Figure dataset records

--

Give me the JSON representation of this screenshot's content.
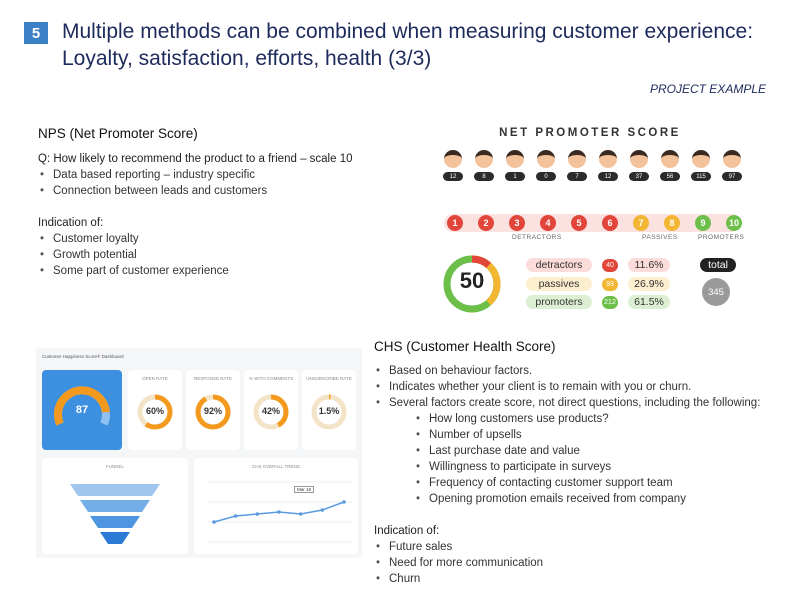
{
  "slide": {
    "number": "5",
    "title_line1": "Multiple methods can be combined when measuring customer experience:",
    "title_line2": "Loyalty, satisfaction, efforts, health (3/3)",
    "project_label": "PROJECT EXAMPLE"
  },
  "nps": {
    "heading": "NPS (Net Promoter Score)",
    "question": "Q: How likely to recommend the product to a friend – scale 10",
    "bullets": [
      "Data based reporting – industry specific",
      "Connection between leads and customers"
    ],
    "indication_heading": "Indication of:",
    "indication_bullets": [
      "Customer loyalty",
      "Growth potential",
      "Some part of customer experience"
    ]
  },
  "nps_graphic": {
    "title": "NET PROMOTER SCORE",
    "face_counts": [
      "12",
      "8",
      "1",
      "0",
      "7",
      "12",
      "37",
      "56",
      "115",
      "97"
    ],
    "scale": [
      {
        "n": "1",
        "color": "#e2463b"
      },
      {
        "n": "2",
        "color": "#e2463b"
      },
      {
        "n": "3",
        "color": "#e2463b"
      },
      {
        "n": "4",
        "color": "#e2463b"
      },
      {
        "n": "5",
        "color": "#e2463b"
      },
      {
        "n": "6",
        "color": "#e2463b"
      },
      {
        "n": "7",
        "color": "#f2b632"
      },
      {
        "n": "8",
        "color": "#f2b632"
      },
      {
        "n": "9",
        "color": "#6cc04a"
      },
      {
        "n": "10",
        "color": "#6cc04a"
      }
    ],
    "scale_labels": {
      "detractors": "DETRACTORS",
      "passives": "PASSIVES",
      "promoters": "PROMOTERS"
    },
    "score": "50",
    "breakdown": [
      {
        "label": "detractors",
        "count": "40",
        "pct": "11.6%",
        "bg": "#fbdcda",
        "count_color": "#e2463b"
      },
      {
        "label": "passives",
        "count": "93",
        "pct": "26.9%",
        "bg": "#fcefcf",
        "count_color": "#f2b632"
      },
      {
        "label": "promoters",
        "count": "212",
        "pct": "61.5%",
        "bg": "#dcefd3",
        "count_color": "#6cc04a"
      }
    ],
    "total_label": "total",
    "total_value": "345",
    "colors": {
      "detractor": "#e2463b",
      "passive": "#f2b632",
      "promoter": "#6cc04a"
    }
  },
  "chs": {
    "heading": "CHS (Customer Health Score)",
    "bullets": [
      "Based on behaviour factors.",
      "Indicates whether your client is to  remain with you or churn.",
      "Several factors create score, not direct questions, including the following:"
    ],
    "sub_bullets": [
      "How long customers use products?",
      "Number of upsells",
      "Last purchase date and value",
      "Willingness to participate in surveys",
      "Frequency of contacting customer support team",
      "Opening promotion emails received from company"
    ],
    "indication_heading": "Indication of:",
    "indication_bullets": [
      "Future sales",
      "Need for more communication",
      "Churn"
    ]
  },
  "dashboard": {
    "title": "Customer Happiness Score® Dashboard",
    "main_value": "87",
    "kpis": [
      {
        "label": "OPEN RATE",
        "value": "60%",
        "pct": 60
      },
      {
        "label": "RESPONSE RATE",
        "value": "92%",
        "pct": 92
      },
      {
        "label": "% WITH COMMENTS",
        "value": "42%",
        "pct": 42
      },
      {
        "label": "UNSUBSCRIBE RATE",
        "value": "1.5%",
        "pct": 1.5
      }
    ],
    "funnel_title": "FUNNEL",
    "trend_title": "CHS OVERALL TREND",
    "trend_values": [
      60,
      66,
      68,
      70,
      68,
      72,
      80
    ],
    "trend_tag": "Mar 18"
  }
}
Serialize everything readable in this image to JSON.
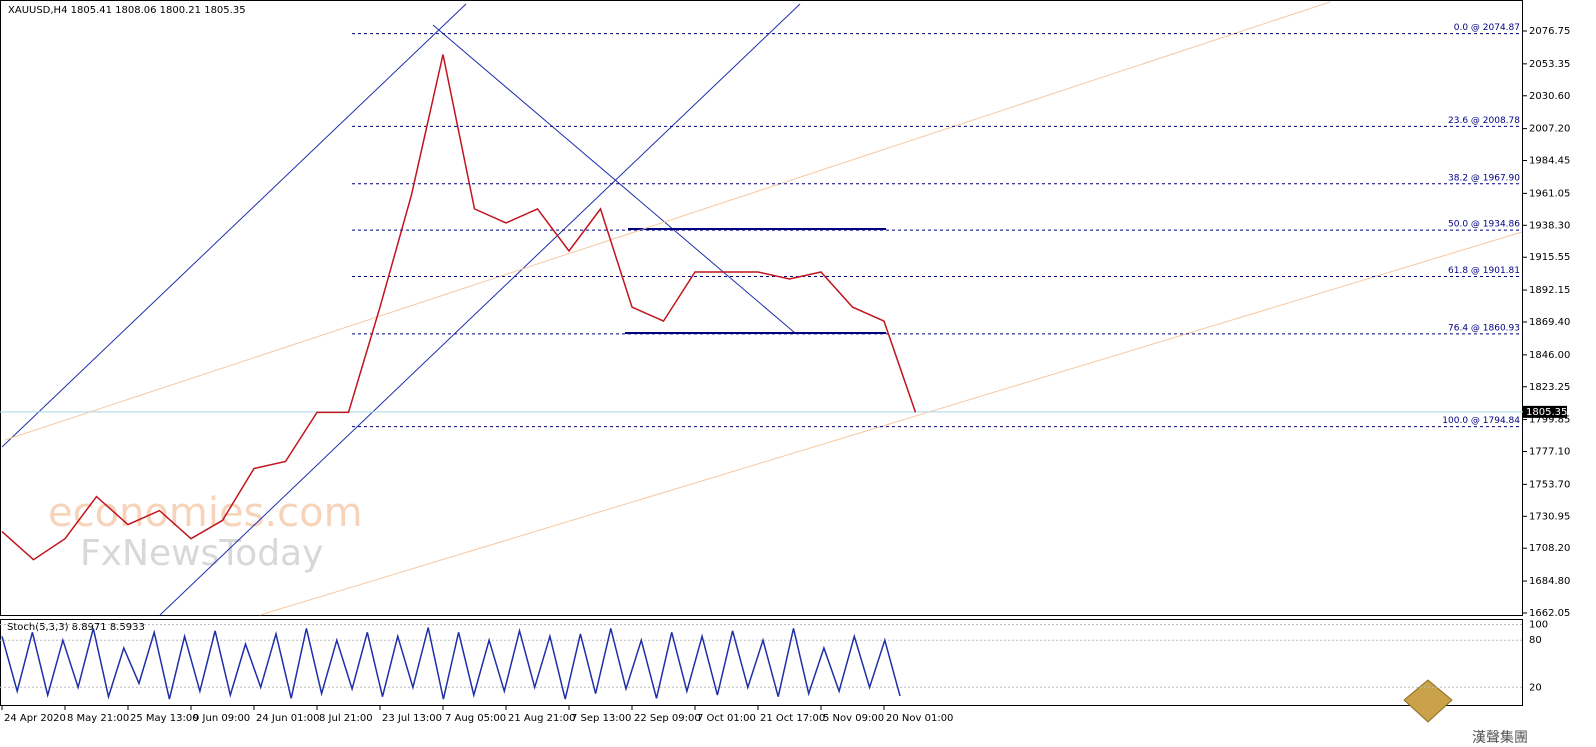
{
  "chart_data": [
    {
      "type": "line",
      "title": "XAUUSD,H4  1805.41 1808.06 1800.21 1805.35",
      "categories": [
        "24 Apr 2020",
        null,
        "8 May 21:00",
        null,
        "25 May 13:00",
        null,
        "9 Jun 09:00",
        null,
        "24 Jun 01:00",
        null,
        "8 Jul 21:00",
        null,
        "23 Jul 13:00",
        null,
        "7 Aug 05:00",
        null,
        "21 Aug 21:00",
        null,
        "7 Sep 13:00",
        null,
        "22 Sep 09:00",
        null,
        "7 Oct 01:00",
        null,
        "21 Oct 17:00",
        null,
        "5 Nov 09:00",
        null,
        "20 Nov 01:00",
        null
      ],
      "values": [
        1720,
        1700,
        1715,
        1745,
        1725,
        1735,
        1715,
        1728,
        1765,
        1770,
        1805,
        1805,
        1880,
        1960,
        2060,
        1950,
        1940,
        1950,
        1920,
        1950,
        1880,
        1870,
        1905,
        1905,
        1905,
        1900,
        1905,
        1880,
        1870,
        1805
      ],
      "color": "#c0141e",
      "ylim": [
        1660.6,
        2096.0
      ],
      "yticks": [
        2076.75,
        2053.35,
        {
          "value": 2030.6,
          "label": "2030.60"
        },
        {
          "value": 2007.2,
          "label": "2007.20"
        },
        1984.45,
        1961.05,
        {
          "value": 1938.3,
          "label": "1938.30"
        },
        1915.55,
        1892.15,
        {
          "value": 1869.4,
          "label": "1869.40"
        },
        {
          "value": 1846.0,
          "label": "1846.00"
        },
        1823.25,
        1799.85,
        {
          "value": 1777.1,
          "label": "1777.10"
        },
        {
          "value": 1753.7,
          "label": "1753.70"
        },
        1730.95,
        {
          "value": 1708.2,
          "label": "1708.20"
        },
        {
          "value": 1684.8,
          "label": "1684.80"
        },
        1662.05
      ],
      "fib_levels": [
        {
          "label": "0.0 @ 2074.87",
          "value": 2074.87
        },
        {
          "label": "23.6 @ 2008.78",
          "value": 2008.78
        },
        {
          "label": "38.2 @ 1967.90",
          "value": 1967.9
        },
        {
          "label": "50.0 @ 1934.86",
          "value": 1934.86
        },
        {
          "label": "61.8 @ 1901.81",
          "value": 1901.81
        },
        {
          "label": "76.4 @ 1860.93",
          "value": 1860.93
        },
        {
          "label": "100.0 @ 1794.84",
          "value": 1794.84
        }
      ],
      "current_price": 1805.35
    },
    {
      "type": "line",
      "title": "Stoch(5,3,3) 8.8971 8.5933",
      "values": [
        85,
        15,
        90,
        10,
        80,
        20,
        95,
        8,
        70,
        25,
        90,
        5,
        85,
        15,
        92,
        10,
        75,
        20,
        88,
        6,
        95,
        12,
        80,
        18,
        90,
        8,
        85,
        20,
        96,
        5,
        90,
        10,
        80,
        15,
        92,
        20,
        85,
        5,
        88,
        12,
        95,
        18,
        80,
        6,
        90,
        15,
        85,
        10,
        92,
        20,
        80,
        8,
        95,
        12,
        70,
        15,
        85,
        20,
        80,
        9
      ],
      "color": "#1f2fa8",
      "ylim": [
        0,
        107
      ],
      "yticks": [
        100,
        80,
        20
      ]
    }
  ],
  "watermarks": [
    "economies.com",
    "FxNewsToday"
  ],
  "logo": "漢聲集團"
}
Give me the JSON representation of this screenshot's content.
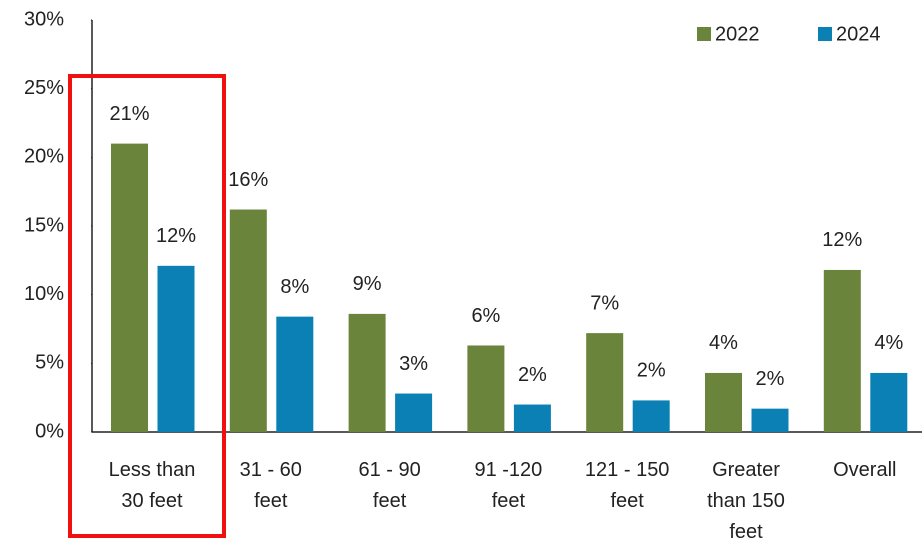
{
  "chart_data": {
    "type": "bar",
    "categories": [
      "Less than 30 feet",
      "31 - 60 feet",
      "61 - 90 feet",
      "91 -120 feet",
      "121 - 150 feet",
      "Greater than 150 feet",
      "Overall"
    ],
    "series": [
      {
        "name": "2022",
        "color": "#6b843b",
        "values": [
          21,
          16.2,
          8.6,
          6.3,
          7.2,
          4.3,
          11.8
        ],
        "value_labels": [
          "21%",
          "16%",
          "9%",
          "6%",
          "7%",
          "4%",
          "12%"
        ]
      },
      {
        "name": "2024",
        "color": "#0b80b4",
        "values": [
          12.1,
          8.4,
          2.8,
          2.0,
          2.3,
          1.7,
          4.3
        ],
        "value_labels": [
          "12%",
          "8%",
          "3%",
          "2%",
          "2%",
          "2%",
          "4%"
        ]
      }
    ],
    "ylim": [
      0,
      30
    ],
    "yticks": [
      {
        "value": 0,
        "label": "0%"
      },
      {
        "value": 5,
        "label": "5%"
      },
      {
        "value": 10,
        "label": "10%"
      },
      {
        "value": 15,
        "label": "15%"
      },
      {
        "value": 20,
        "label": "20%"
      },
      {
        "value": 25,
        "label": "25%"
      },
      {
        "value": 30,
        "label": "30%"
      }
    ],
    "legend": "top-right",
    "grid": false
  }
}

--

Report only the number of lines in the data above that contain "than".

2